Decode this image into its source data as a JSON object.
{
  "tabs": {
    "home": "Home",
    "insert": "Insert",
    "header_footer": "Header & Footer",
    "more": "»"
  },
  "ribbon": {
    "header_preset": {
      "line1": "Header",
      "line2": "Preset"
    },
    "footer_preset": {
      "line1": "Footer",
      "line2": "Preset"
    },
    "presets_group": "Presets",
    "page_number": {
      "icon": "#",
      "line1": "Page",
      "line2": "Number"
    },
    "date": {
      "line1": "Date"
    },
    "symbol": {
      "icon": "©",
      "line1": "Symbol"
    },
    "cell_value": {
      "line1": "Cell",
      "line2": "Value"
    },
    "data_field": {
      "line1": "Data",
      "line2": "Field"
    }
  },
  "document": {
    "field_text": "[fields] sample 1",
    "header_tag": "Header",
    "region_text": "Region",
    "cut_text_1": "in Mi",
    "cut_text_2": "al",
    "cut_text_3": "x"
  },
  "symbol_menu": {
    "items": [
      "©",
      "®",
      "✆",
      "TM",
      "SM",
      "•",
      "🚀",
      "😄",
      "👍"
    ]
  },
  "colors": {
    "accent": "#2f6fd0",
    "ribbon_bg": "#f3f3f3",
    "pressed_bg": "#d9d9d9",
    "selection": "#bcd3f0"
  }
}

Exercise prompt: Output the listing above without altering a single character.

Task response:
Decode this image into its source data as a JSON object.
{
  "tabs": {
    "home": "Home",
    "insert": "Insert",
    "header_footer": "Header & Footer",
    "more": "»"
  },
  "ribbon": {
    "header_preset": {
      "line1": "Header",
      "line2": "Preset"
    },
    "footer_preset": {
      "line1": "Footer",
      "line2": "Preset"
    },
    "presets_group": "Presets",
    "page_number": {
      "icon": "#",
      "line1": "Page",
      "line2": "Number"
    },
    "date": {
      "line1": "Date"
    },
    "symbol": {
      "icon": "©",
      "line1": "Symbol"
    },
    "cell_value": {
      "line1": "Cell",
      "line2": "Value"
    },
    "data_field": {
      "line1": "Data",
      "line2": "Field"
    }
  },
  "document": {
    "field_text": "[fields] sample 1",
    "header_tag": "Header",
    "region_text": "Region",
    "cut_text_1": "in Mi",
    "cut_text_2": "al",
    "cut_text_3": "x"
  },
  "symbol_menu": {
    "items": [
      "©",
      "®",
      "✆",
      "TM",
      "SM",
      "•",
      "🚀",
      "😄",
      "👍"
    ]
  },
  "colors": {
    "accent": "#2f6fd0",
    "ribbon_bg": "#f3f3f3",
    "pressed_bg": "#d9d9d9",
    "selection": "#bcd3f0"
  }
}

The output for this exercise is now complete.